◆ **Instruction**: Report how many lines of the listing below include the word "Blockchain". Give nothing but the number.
# # # #
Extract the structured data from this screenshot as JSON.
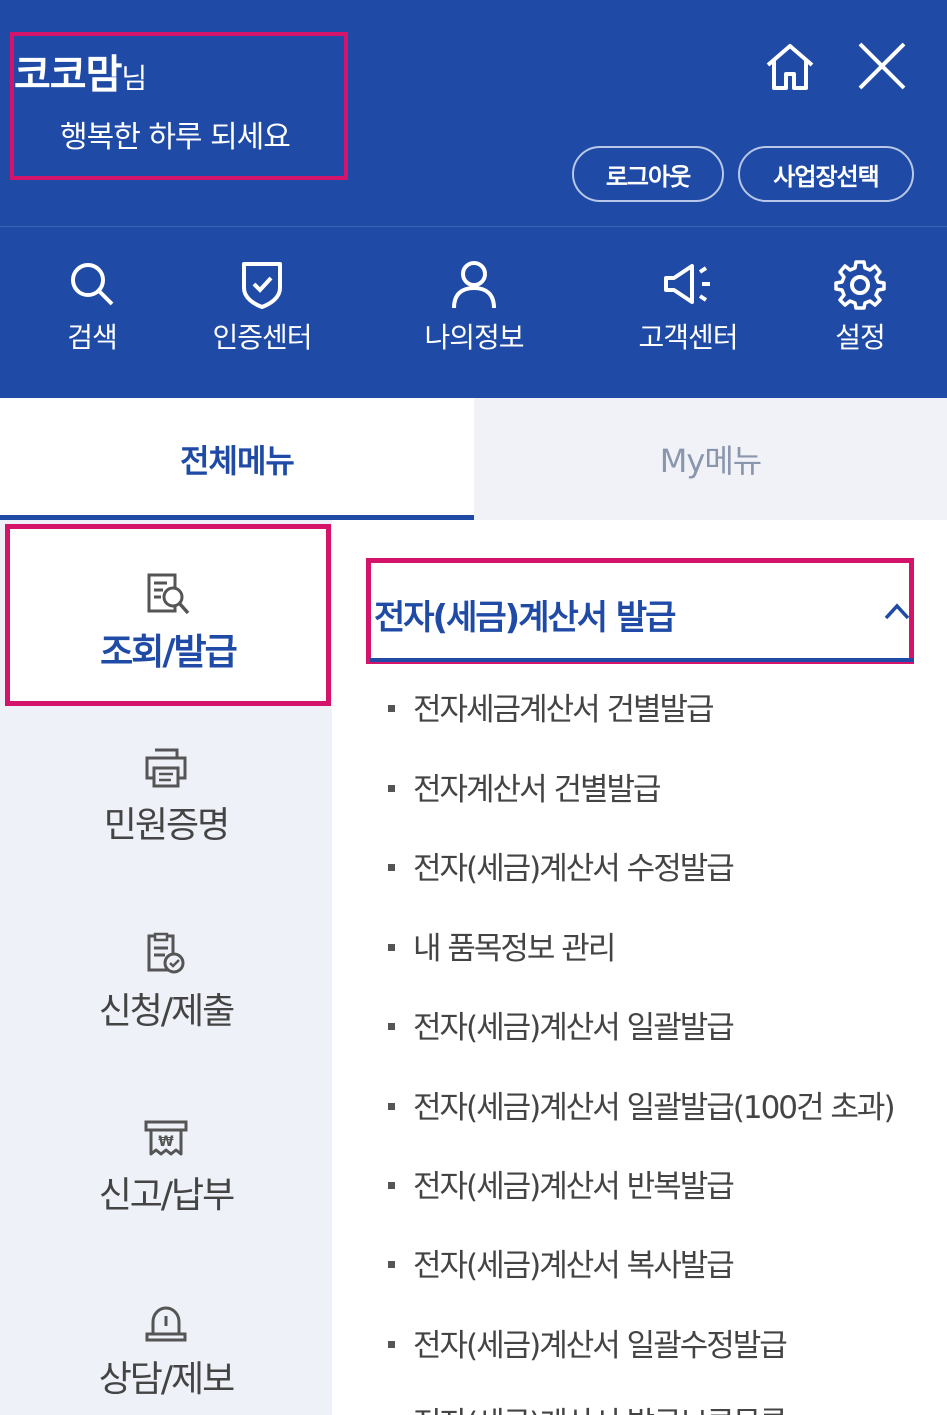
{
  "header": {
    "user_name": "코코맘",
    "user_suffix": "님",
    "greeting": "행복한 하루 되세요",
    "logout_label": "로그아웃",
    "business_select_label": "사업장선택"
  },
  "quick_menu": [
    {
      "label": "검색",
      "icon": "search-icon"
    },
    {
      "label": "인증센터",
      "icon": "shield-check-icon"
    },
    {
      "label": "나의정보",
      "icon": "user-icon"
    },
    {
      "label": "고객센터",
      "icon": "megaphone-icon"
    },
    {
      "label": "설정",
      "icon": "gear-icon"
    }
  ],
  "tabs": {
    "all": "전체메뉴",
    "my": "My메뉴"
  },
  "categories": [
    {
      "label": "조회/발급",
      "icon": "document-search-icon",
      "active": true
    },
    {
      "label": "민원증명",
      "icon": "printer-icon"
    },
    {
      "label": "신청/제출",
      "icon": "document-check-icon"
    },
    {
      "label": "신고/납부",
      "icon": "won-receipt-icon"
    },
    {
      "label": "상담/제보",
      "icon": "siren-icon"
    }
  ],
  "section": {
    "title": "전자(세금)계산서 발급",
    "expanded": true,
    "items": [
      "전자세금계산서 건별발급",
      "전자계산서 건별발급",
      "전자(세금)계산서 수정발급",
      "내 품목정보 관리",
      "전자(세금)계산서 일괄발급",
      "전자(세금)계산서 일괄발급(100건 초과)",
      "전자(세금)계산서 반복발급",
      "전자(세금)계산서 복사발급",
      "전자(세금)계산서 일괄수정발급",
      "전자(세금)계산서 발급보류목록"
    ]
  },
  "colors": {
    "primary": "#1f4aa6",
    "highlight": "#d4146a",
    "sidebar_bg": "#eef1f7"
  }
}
# # # #
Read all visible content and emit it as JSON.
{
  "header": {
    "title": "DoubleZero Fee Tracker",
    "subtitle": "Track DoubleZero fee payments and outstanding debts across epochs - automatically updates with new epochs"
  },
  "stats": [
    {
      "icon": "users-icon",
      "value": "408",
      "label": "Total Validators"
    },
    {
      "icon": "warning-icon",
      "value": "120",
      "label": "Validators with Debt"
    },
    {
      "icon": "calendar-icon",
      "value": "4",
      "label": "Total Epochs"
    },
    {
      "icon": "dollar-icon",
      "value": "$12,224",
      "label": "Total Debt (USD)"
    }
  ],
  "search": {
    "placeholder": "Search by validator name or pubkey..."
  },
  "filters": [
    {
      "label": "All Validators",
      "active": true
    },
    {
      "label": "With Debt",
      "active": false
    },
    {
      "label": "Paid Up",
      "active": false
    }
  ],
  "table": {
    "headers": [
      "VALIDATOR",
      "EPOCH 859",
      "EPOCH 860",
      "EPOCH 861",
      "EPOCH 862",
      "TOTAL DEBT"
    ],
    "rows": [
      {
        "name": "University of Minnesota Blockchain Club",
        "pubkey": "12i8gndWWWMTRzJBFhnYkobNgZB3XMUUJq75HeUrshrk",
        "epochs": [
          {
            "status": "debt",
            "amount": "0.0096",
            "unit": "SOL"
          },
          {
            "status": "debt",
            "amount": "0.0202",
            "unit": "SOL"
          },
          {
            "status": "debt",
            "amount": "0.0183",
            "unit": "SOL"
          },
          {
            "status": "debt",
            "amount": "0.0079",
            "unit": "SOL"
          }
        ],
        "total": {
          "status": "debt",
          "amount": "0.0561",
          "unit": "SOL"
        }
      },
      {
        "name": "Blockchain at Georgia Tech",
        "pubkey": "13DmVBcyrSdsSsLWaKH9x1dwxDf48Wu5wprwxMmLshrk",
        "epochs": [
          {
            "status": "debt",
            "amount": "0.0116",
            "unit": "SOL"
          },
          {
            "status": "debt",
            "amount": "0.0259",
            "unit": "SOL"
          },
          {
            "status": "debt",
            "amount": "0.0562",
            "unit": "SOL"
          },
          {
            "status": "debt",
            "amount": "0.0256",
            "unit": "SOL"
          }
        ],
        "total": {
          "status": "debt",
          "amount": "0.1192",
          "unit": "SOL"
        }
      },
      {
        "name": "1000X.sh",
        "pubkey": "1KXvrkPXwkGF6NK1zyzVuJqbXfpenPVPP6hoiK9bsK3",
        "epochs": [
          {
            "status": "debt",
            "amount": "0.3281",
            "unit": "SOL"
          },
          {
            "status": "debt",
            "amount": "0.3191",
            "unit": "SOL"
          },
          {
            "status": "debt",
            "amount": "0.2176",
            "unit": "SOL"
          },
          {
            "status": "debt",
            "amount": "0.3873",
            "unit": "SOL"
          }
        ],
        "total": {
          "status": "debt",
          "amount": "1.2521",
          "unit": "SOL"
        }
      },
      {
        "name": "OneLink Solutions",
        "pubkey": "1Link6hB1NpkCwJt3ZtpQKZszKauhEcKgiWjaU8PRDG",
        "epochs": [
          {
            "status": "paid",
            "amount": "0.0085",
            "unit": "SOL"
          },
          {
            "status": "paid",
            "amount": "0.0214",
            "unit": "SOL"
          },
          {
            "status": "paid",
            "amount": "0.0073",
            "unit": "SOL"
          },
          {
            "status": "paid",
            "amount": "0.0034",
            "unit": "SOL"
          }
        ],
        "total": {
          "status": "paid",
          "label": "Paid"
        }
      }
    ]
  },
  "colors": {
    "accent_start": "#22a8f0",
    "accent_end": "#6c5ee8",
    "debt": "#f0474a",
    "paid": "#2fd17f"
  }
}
# # # #
◆ **Response to this task**: 2